[Figure data in JSON]
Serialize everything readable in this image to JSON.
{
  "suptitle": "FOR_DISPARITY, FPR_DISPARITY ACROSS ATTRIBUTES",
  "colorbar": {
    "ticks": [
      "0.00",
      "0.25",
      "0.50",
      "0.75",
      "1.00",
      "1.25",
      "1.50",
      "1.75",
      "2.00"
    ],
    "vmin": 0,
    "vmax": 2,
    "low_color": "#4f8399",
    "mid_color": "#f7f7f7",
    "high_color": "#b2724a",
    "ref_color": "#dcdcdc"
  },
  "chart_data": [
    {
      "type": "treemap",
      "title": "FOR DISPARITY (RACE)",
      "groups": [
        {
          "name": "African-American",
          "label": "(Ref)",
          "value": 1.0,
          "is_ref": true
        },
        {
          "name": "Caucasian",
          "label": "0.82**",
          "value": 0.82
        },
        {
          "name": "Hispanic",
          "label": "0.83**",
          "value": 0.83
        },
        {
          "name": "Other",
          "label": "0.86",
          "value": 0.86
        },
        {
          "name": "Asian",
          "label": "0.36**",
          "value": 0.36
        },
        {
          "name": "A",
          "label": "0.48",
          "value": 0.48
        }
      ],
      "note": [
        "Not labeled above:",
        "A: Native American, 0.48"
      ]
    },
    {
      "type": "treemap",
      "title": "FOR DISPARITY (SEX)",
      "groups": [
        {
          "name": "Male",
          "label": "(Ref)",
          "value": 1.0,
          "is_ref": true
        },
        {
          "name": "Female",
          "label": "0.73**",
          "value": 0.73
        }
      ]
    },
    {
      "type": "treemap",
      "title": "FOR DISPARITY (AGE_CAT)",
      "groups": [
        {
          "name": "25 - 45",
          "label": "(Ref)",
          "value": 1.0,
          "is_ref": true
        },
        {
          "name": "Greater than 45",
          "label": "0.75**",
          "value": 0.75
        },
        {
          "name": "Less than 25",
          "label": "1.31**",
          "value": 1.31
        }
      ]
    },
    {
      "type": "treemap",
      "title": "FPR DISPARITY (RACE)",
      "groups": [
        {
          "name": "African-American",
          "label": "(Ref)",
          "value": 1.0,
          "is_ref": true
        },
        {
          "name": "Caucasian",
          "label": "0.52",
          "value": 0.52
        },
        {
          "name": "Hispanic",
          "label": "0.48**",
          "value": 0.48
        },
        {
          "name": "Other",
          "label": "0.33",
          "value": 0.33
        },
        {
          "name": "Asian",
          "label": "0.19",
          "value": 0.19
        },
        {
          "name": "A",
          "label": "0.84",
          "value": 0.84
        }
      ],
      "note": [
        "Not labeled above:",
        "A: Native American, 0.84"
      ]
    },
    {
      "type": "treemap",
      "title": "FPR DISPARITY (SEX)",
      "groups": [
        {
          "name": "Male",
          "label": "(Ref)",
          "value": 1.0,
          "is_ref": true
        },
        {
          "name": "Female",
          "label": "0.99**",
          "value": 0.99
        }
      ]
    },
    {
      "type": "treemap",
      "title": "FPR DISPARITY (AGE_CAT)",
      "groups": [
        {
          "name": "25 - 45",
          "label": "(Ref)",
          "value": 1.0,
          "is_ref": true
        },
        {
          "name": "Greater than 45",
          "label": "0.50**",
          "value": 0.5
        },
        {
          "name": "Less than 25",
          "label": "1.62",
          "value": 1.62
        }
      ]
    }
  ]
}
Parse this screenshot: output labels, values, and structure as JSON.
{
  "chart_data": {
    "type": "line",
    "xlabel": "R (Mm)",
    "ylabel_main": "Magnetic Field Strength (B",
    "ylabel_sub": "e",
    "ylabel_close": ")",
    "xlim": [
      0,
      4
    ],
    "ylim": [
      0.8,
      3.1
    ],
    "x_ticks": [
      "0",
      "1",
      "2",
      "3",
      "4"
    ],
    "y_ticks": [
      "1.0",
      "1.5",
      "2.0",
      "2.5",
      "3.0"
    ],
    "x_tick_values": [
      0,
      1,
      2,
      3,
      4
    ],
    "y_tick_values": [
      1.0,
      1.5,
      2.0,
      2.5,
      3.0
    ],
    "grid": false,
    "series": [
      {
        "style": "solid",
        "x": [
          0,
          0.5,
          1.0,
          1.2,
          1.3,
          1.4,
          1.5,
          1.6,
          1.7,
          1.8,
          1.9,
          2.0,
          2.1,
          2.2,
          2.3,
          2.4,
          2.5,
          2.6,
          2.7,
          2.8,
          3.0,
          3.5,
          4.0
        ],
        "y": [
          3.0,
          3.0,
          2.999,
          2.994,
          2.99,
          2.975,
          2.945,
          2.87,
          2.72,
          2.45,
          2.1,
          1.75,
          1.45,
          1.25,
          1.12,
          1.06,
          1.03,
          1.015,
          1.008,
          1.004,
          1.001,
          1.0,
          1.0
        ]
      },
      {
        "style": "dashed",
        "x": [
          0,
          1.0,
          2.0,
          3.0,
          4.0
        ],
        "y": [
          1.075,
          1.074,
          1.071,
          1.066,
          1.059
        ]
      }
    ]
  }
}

Objective:
The answer is one number: how many lines of the material above contain "this".

The output:
2